**TASK REQUIREMENTS:**
Would you copy only the lines below, beginning with the one that contains "Read out every word on this page." and running through the last entry line?

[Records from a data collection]
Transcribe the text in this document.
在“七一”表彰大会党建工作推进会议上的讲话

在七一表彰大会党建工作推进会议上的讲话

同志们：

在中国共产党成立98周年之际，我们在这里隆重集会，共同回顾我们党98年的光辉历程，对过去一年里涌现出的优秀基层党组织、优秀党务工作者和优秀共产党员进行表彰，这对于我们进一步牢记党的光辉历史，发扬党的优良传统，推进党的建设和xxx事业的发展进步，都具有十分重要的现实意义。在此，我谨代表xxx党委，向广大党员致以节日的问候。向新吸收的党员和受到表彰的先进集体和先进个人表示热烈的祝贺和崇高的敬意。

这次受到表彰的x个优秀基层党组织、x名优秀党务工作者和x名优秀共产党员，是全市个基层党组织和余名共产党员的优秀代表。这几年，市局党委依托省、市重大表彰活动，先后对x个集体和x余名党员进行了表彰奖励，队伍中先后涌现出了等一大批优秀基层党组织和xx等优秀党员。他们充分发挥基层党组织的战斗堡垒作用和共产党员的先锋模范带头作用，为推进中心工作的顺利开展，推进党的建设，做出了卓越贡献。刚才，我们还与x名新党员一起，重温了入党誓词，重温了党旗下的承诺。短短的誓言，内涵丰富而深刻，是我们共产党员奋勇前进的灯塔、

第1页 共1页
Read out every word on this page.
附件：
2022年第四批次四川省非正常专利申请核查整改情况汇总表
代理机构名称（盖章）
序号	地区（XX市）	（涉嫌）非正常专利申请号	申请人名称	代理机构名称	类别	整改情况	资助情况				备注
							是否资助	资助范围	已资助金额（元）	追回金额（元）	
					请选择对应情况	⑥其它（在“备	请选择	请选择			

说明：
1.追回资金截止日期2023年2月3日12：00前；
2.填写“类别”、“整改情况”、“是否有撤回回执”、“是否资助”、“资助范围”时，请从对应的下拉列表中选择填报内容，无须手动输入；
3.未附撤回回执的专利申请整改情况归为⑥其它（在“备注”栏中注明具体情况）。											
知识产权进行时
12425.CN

**TASK ANSWER:**
Read out every word on this page.
附件：
2022年第四批次四川省非正常专利申请核查整改情况汇总表
代理机构名称（盖章）
序号	地区（XX市）	（涉嫌）非正常专利申请号	申请人名称	代理机构名称	类别	整改情况	资助情况				备注
							是否资助	资助范围	已资助金额（元）	追回金额（元）	
					请选择对应情况	⑥其它（在“备	请选择	请选择			

说明：
1.追回资金截止日期2023年2月3日12：00前；
2.填写“类别”、“整改情况”、“是否有撤回回执”、“是否资助”、“资助范围”时，请从对应的下拉列表中选择填报内容，无须手动输入；
3.未附撤回回执的专利申请整改情况归为⑥其它（在“备注”栏中注明具体情况）。											
知识产权进行时
12425.CN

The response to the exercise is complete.